[Exercise task]: Reproduce the material in full, exactly as written.

:: Exercise materials ::

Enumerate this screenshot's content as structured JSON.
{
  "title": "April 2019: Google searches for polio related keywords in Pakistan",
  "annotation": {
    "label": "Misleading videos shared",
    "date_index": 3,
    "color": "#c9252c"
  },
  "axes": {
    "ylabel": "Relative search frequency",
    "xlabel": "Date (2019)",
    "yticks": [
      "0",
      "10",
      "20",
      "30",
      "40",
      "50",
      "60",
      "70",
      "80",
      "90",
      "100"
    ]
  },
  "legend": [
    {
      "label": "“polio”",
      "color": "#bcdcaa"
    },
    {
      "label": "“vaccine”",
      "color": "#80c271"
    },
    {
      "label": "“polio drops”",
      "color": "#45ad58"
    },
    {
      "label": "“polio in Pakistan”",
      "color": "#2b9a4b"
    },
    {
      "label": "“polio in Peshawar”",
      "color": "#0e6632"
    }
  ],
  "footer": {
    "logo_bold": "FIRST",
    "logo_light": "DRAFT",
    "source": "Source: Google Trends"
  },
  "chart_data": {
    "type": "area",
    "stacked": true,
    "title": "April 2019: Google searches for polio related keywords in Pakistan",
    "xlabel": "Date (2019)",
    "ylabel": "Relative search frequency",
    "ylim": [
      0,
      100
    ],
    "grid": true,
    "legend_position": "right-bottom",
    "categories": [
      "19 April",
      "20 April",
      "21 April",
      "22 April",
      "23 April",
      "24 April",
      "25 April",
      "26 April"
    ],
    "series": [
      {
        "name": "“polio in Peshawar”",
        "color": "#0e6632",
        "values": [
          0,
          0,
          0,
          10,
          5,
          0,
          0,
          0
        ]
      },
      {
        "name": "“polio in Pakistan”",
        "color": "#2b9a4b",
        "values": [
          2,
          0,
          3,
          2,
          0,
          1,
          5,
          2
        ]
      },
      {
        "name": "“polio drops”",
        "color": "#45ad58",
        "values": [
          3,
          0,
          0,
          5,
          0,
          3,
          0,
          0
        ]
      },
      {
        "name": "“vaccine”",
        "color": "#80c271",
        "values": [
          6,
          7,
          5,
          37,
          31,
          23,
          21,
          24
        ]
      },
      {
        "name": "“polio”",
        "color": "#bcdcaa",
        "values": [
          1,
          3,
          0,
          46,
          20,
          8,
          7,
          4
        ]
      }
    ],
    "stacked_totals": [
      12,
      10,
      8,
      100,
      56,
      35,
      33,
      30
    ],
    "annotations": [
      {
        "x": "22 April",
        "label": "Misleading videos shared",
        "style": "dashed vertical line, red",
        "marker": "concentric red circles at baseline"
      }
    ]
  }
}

:::

[Solution below]:
Enumerate this screenshot's content as structured JSON.
{
  "title": "April 2019: Google searches for polio related keywords in Pakistan",
  "annotation": {
    "label": "Misleading videos shared",
    "date_index": 3,
    "color": "#c9252c"
  },
  "axes": {
    "ylabel": "Relative search frequency",
    "xlabel": "Date (2019)",
    "yticks": [
      "0",
      "10",
      "20",
      "30",
      "40",
      "50",
      "60",
      "70",
      "80",
      "90",
      "100"
    ]
  },
  "legend": [
    {
      "label": "“polio”",
      "color": "#bcdcaa"
    },
    {
      "label": "“vaccine”",
      "color": "#80c271"
    },
    {
      "label": "“polio drops”",
      "color": "#45ad58"
    },
    {
      "label": "“polio in Pakistan”",
      "color": "#2b9a4b"
    },
    {
      "label": "“polio in Peshawar”",
      "color": "#0e6632"
    }
  ],
  "footer": {
    "logo_bold": "FIRST",
    "logo_light": "DRAFT",
    "source": "Source: Google Trends"
  },
  "chart_data": {
    "type": "area",
    "stacked": true,
    "title": "April 2019: Google searches for polio related keywords in Pakistan",
    "xlabel": "Date (2019)",
    "ylabel": "Relative search frequency",
    "ylim": [
      0,
      100
    ],
    "grid": true,
    "legend_position": "right-bottom",
    "categories": [
      "19 April",
      "20 April",
      "21 April",
      "22 April",
      "23 April",
      "24 April",
      "25 April",
      "26 April"
    ],
    "series": [
      {
        "name": "“polio in Peshawar”",
        "color": "#0e6632",
        "values": [
          0,
          0,
          0,
          10,
          5,
          0,
          0,
          0
        ]
      },
      {
        "name": "“polio in Pakistan”",
        "color": "#2b9a4b",
        "values": [
          2,
          0,
          3,
          2,
          0,
          1,
          5,
          2
        ]
      },
      {
        "name": "“polio drops”",
        "color": "#45ad58",
        "values": [
          3,
          0,
          0,
          5,
          0,
          3,
          0,
          0
        ]
      },
      {
        "name": "“vaccine”",
        "color": "#80c271",
        "values": [
          6,
          7,
          5,
          37,
          31,
          23,
          21,
          24
        ]
      },
      {
        "name": "“polio”",
        "color": "#bcdcaa",
        "values": [
          1,
          3,
          0,
          46,
          20,
          8,
          7,
          4
        ]
      }
    ],
    "stacked_totals": [
      12,
      10,
      8,
      100,
      56,
      35,
      33,
      30
    ],
    "annotations": [
      {
        "x": "22 April",
        "label": "Misleading videos shared",
        "style": "dashed vertical line, red",
        "marker": "concentric red circles at baseline"
      }
    ]
  }
}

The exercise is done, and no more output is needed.